* WHAT THE EXERCISE ASKS
In your copy, leave out the pictures; write out all the data exactly.
---------- EXTRACTED INFORMATION ----------
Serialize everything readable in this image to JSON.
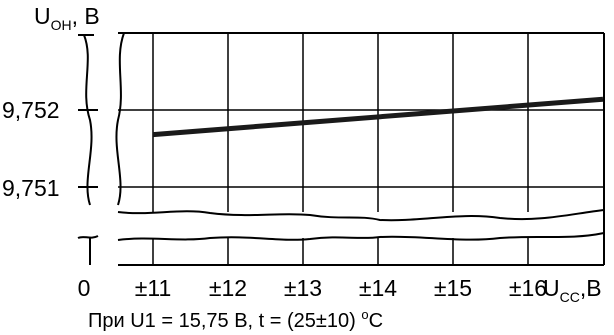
{
  "chart_data": {
    "type": "line",
    "y_axis_label": {
      "main": "U",
      "sub": "OH",
      "suffix": ", B"
    },
    "x_axis_label": {
      "main": "U",
      "sub": "CC",
      "suffix": ",B"
    },
    "y_ticks": [
      "9,752",
      "9,751"
    ],
    "y_tick_values": [
      9.752,
      9.751
    ],
    "x_tick_zero": "0",
    "x_ticks": [
      "±11",
      "±12",
      "±13",
      "±14",
      "±15",
      "±16"
    ],
    "x_tick_values": [
      11,
      12,
      13,
      14,
      15,
      16
    ],
    "ylim_visible": [
      9.7506,
      9.7525
    ],
    "axis_breaks": {
      "x": true,
      "y": true
    },
    "grid": true,
    "series": [
      {
        "x": [
          11,
          17
        ],
        "y": [
          9.75168,
          9.75214
        ],
        "color": "#1a1a1a"
      }
    ],
    "condition_note": {
      "prefix": "При U1 = 15,75 В,  t = (25±10) ",
      "superscript": "о",
      "unit": "С"
    }
  }
}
----------
* FULL SOLUTION
Serialize everything readable in this image to JSON.
{
  "chart_data": {
    "type": "line",
    "y_axis_label": {
      "main": "U",
      "sub": "OH",
      "suffix": ", B"
    },
    "x_axis_label": {
      "main": "U",
      "sub": "CC",
      "suffix": ",B"
    },
    "y_ticks": [
      "9,752",
      "9,751"
    ],
    "y_tick_values": [
      9.752,
      9.751
    ],
    "x_tick_zero": "0",
    "x_ticks": [
      "±11",
      "±12",
      "±13",
      "±14",
      "±15",
      "±16"
    ],
    "x_tick_values": [
      11,
      12,
      13,
      14,
      15,
      16
    ],
    "ylim_visible": [
      9.7506,
      9.7525
    ],
    "axis_breaks": {
      "x": true,
      "y": true
    },
    "grid": true,
    "series": [
      {
        "x": [
          11,
          17
        ],
        "y": [
          9.75168,
          9.75214
        ],
        "color": "#1a1a1a"
      }
    ],
    "condition_note": {
      "prefix": "При U1 = 15,75 В,  t = (25±10) ",
      "superscript": "о",
      "unit": "С"
    }
  }
}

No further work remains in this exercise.